The records below must be written out exactly, with every picture left behind.

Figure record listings
────────────────────────────────────────
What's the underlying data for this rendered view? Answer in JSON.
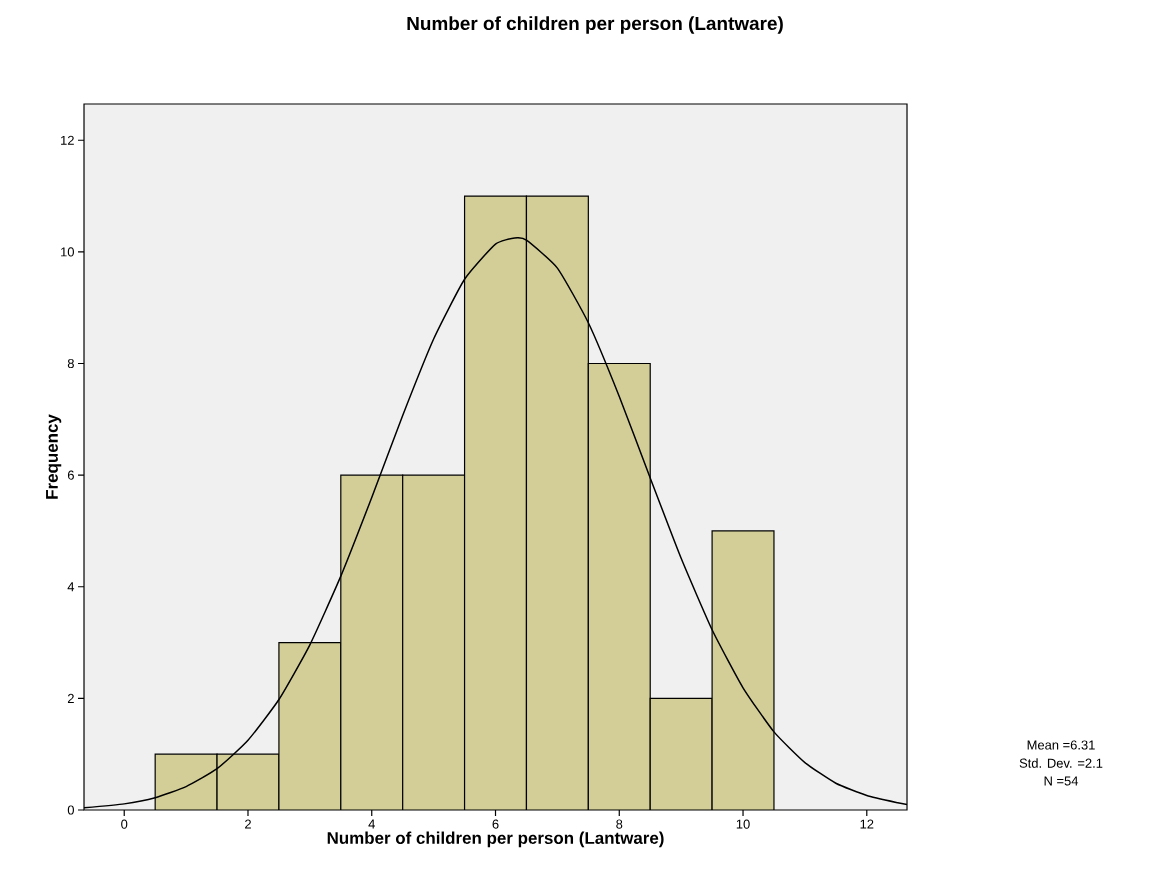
{
  "chart_data": {
    "type": "histogram",
    "title": "Number of children per person (Lantware)",
    "xlabel": "Number of children per person (Lantware)",
    "ylabel": "Frequency",
    "bins": [
      0.5,
      1.5,
      2.5,
      3.5,
      4.5,
      5.5,
      6.5,
      7.5,
      8.5,
      9.5,
      10.5
    ],
    "values": [
      1,
      1,
      3,
      6,
      6,
      11,
      11,
      8,
      2,
      5
    ],
    "color": "#d3ce97",
    "series": [
      {
        "type": "line",
        "color": "#000000",
        "x": [
          -0.65,
          0,
          0.5,
          1,
          1.5,
          2,
          2.5,
          3,
          3.5,
          4,
          4.5,
          5,
          5.5,
          6,
          6.31,
          6.5,
          7,
          7.5,
          8,
          8.5,
          9,
          9.5,
          10,
          10.5,
          11,
          11.5,
          12,
          12.5,
          12.65
        ],
        "values": [
          0.04,
          0.11,
          0.22,
          0.42,
          0.74,
          1.25,
          1.98,
          2.96,
          4.19,
          5.6,
          7.07,
          8.44,
          9.51,
          10.14,
          10.25,
          10.21,
          9.71,
          8.73,
          7.41,
          5.95,
          4.51,
          3.23,
          2.19,
          1.4,
          0.85,
          0.48,
          0.26,
          0.13,
          0.1
        ]
      }
    ],
    "xlim": [
      -0.65,
      12.65
    ],
    "ylim": [
      0,
      12.65
    ],
    "xticks": [
      0,
      2,
      4,
      6,
      8,
      10,
      12
    ],
    "yticks": [
      0,
      2,
      4,
      6,
      8,
      10,
      12
    ],
    "grid": false,
    "annotations": [
      "Mean =6.31",
      "Std. Dev. =2.1",
      "N =54"
    ]
  }
}
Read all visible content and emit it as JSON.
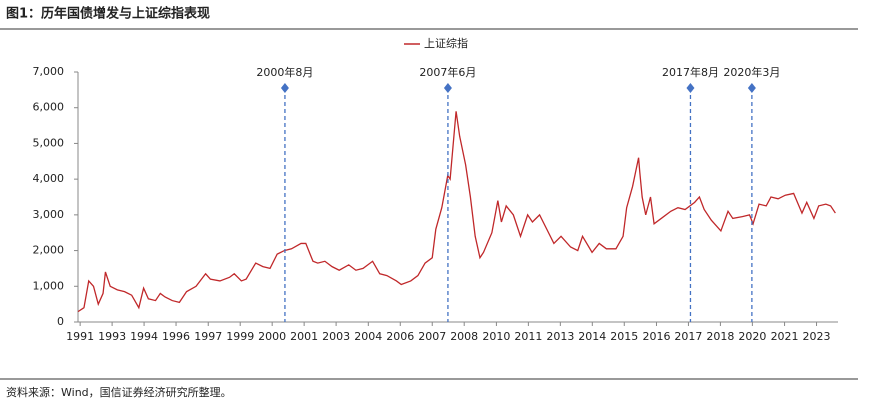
────────────────────────────────────────
Solution to the exercise:
What's the underlying data for this rendered view? Answer in JSON.
{
  "chart_data": {
    "type": "histogram",
    "title": "Number of children per person (Lantware)",
    "xlabel": "Number of children per person (Lantware)",
    "ylabel": "Frequency",
    "bins": [
      0.5,
      1.5,
      2.5,
      3.5,
      4.5,
      5.5,
      6.5,
      7.5,
      8.5,
      9.5,
      10.5
    ],
    "values": [
      1,
      1,
      3,
      6,
      6,
      11,
      11,
      8,
      2,
      5
    ],
    "color": "#d3ce97",
    "series": [
      {
        "type": "line",
        "color": "#000000",
        "x": [
          -0.65,
          0,
          0.5,
          1,
          1.5,
          2,
          2.5,
          3,
          3.5,
          4,
          4.5,
          5,
          5.5,
          6,
          6.31,
          6.5,
          7,
          7.5,
          8,
          8.5,
          9,
          9.5,
          10,
          10.5,
          11,
          11.5,
          12,
          12.5,
          12.65
        ],
        "values": [
          0.04,
          0.11,
          0.22,
          0.42,
          0.74,
          1.25,
          1.98,
          2.96,
          4.19,
          5.6,
          7.07,
          8.44,
          9.51,
          10.14,
          10.25,
          10.21,
          9.71,
          8.73,
          7.41,
          5.95,
          4.51,
          3.23,
          2.19,
          1.4,
          0.85,
          0.48,
          0.26,
          0.13,
          0.1
        ]
      }
    ],
    "xlim": [
      -0.65,
      12.65
    ],
    "ylim": [
      0,
      12.65
    ],
    "xticks": [
      0,
      2,
      4,
      6,
      8,
      10,
      12
    ],
    "yticks": [
      0,
      2,
      4,
      6,
      8,
      10,
      12
    ],
    "grid": false,
    "annotations": [
      "Mean =6.31",
      "Std. Dev. =2.1",
      "N =54"
    ]
  }
}
Read all visible content and emit it as JSON.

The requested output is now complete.